Data records:
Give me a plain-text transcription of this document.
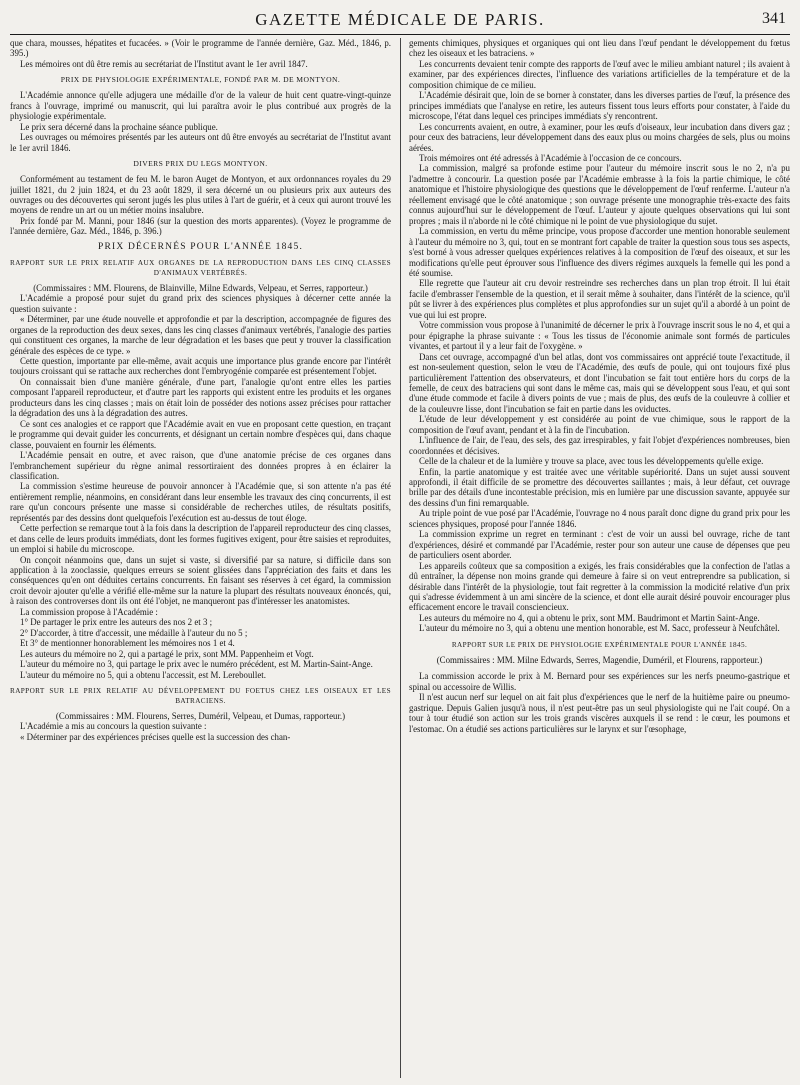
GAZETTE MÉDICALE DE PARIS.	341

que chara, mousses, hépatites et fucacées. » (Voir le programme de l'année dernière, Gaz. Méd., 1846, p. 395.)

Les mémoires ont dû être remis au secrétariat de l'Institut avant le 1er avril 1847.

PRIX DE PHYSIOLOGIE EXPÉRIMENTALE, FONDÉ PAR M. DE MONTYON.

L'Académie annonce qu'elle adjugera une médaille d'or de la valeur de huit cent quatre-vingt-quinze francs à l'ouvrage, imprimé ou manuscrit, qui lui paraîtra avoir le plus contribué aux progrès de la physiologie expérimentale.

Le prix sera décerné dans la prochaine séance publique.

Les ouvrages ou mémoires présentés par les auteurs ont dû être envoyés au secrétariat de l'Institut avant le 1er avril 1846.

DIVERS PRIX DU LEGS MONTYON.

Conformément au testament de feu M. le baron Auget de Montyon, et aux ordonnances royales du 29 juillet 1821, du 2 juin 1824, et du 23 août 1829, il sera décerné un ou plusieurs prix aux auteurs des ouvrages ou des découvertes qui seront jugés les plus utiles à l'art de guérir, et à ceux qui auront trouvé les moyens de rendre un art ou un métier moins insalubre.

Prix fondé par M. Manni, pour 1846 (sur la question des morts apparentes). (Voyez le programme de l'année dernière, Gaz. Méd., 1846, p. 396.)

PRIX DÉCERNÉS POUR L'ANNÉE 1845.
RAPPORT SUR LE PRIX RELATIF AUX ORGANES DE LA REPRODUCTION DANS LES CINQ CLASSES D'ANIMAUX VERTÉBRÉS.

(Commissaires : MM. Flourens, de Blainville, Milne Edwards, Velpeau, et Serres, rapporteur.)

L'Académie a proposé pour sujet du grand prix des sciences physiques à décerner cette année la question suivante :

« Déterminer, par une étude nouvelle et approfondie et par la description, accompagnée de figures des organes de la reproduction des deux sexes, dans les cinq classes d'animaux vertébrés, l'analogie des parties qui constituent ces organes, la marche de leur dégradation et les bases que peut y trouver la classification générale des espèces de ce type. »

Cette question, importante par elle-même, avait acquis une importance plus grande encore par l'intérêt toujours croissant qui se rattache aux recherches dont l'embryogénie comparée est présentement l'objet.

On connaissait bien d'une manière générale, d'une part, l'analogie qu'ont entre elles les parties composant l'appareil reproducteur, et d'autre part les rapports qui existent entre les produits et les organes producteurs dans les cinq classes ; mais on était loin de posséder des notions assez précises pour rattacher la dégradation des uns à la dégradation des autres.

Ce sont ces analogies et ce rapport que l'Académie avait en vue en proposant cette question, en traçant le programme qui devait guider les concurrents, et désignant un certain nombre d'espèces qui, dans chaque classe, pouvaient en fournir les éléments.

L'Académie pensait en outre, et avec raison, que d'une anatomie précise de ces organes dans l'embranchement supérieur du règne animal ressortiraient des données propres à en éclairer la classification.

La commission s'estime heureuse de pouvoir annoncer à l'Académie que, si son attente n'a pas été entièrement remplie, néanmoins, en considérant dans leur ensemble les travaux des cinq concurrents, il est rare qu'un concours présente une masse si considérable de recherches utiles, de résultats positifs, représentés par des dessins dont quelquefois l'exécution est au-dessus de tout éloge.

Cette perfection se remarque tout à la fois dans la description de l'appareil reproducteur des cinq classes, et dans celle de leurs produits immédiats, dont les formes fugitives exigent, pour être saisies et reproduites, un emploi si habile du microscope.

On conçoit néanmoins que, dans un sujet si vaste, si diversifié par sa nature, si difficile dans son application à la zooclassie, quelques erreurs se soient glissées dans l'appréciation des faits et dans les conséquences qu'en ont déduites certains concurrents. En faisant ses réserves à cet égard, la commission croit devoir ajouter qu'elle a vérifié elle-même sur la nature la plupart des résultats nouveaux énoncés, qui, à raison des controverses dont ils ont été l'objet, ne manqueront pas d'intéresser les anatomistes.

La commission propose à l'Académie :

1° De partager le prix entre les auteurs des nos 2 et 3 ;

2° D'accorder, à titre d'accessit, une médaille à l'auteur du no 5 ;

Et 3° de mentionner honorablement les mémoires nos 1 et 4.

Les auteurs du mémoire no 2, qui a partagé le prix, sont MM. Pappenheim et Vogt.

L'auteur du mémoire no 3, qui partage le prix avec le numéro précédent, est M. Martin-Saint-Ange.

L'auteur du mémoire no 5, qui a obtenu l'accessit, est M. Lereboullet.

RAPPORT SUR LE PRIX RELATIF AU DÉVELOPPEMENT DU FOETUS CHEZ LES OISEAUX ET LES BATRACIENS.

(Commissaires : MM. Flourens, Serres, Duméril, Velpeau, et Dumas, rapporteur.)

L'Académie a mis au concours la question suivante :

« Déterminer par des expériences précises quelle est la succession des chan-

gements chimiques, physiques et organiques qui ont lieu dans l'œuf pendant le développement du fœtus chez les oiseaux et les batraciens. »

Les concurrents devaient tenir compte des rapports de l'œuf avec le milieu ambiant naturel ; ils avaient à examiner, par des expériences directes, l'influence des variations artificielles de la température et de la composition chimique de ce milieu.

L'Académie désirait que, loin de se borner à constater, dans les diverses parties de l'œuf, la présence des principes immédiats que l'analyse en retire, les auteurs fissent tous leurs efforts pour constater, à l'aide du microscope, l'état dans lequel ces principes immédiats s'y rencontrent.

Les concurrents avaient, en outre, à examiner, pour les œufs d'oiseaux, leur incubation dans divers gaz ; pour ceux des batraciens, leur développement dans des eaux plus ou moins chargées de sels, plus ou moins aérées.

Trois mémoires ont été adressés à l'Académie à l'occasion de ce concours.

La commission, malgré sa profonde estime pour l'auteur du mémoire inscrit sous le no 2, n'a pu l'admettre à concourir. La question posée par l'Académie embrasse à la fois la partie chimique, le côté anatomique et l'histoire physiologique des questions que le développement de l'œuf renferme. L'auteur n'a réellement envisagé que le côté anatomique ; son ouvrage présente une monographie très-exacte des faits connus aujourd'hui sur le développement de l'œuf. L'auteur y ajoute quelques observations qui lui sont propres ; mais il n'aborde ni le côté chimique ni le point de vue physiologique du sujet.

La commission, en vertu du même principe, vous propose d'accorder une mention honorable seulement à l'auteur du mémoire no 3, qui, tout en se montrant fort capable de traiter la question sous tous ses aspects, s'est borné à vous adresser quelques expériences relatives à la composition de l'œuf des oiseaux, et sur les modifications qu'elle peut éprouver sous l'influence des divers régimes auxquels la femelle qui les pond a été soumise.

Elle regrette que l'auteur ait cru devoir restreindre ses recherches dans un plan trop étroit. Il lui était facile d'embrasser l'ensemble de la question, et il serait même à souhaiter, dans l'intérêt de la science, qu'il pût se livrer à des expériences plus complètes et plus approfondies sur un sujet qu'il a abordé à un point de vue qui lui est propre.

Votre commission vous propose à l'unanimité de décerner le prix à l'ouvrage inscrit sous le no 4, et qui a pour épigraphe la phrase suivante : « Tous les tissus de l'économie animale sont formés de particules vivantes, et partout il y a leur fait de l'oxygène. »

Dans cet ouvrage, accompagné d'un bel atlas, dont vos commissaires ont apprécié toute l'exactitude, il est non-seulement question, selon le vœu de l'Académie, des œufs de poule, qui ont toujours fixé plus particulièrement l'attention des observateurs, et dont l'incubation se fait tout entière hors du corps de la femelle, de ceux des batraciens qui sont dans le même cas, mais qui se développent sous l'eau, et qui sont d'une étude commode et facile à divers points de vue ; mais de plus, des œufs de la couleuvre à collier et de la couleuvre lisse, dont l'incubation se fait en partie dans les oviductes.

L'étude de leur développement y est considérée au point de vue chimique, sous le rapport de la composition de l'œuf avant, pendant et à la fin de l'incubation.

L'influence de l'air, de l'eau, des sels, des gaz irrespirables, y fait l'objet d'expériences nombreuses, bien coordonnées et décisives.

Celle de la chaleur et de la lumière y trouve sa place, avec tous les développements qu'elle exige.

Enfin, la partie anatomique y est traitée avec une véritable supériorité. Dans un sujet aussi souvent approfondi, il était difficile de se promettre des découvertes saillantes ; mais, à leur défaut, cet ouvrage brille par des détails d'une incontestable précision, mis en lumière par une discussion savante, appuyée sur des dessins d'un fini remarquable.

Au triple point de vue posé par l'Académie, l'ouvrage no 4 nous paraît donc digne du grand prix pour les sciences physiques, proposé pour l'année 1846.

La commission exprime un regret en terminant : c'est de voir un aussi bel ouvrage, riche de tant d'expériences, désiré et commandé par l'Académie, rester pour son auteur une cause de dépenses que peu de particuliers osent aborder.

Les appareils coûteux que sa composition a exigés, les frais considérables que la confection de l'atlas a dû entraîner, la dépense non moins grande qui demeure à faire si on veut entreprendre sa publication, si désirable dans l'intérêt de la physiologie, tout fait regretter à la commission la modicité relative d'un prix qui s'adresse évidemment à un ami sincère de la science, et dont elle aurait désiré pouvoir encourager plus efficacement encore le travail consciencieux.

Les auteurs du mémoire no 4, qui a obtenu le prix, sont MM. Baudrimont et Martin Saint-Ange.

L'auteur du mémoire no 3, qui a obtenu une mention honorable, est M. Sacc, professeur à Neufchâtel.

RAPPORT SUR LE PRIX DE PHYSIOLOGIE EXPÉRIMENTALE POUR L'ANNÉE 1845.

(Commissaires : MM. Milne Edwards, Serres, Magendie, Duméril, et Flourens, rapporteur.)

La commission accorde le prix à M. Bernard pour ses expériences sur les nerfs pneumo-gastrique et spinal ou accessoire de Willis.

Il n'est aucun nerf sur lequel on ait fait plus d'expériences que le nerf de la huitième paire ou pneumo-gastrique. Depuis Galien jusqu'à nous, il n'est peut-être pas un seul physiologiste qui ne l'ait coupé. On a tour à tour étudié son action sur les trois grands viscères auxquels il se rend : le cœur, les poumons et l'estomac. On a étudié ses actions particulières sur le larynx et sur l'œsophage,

DO THIS
In the records above, find each line that holds the word "leurs"; copy all such lines.

FULL SOLUTION
Cette perfection se remarque tout à la fois dans la description de l'appareil reproducteur des cinq classes, et dans celle de leurs produits immédiats, dont les formes fugitives exigent, pour être saisies et reproduites, un emploi si habile du microscope.
L'Académie désirait que, loin de se borner à constater, dans les diverses parties de l'œuf, la présence des principes immédiats que l'analyse en retire, les auteurs fissent tous leurs efforts pour constater, à l'aide du microscope, l'état dans lequel ces principes immédiats s'y rencontrent.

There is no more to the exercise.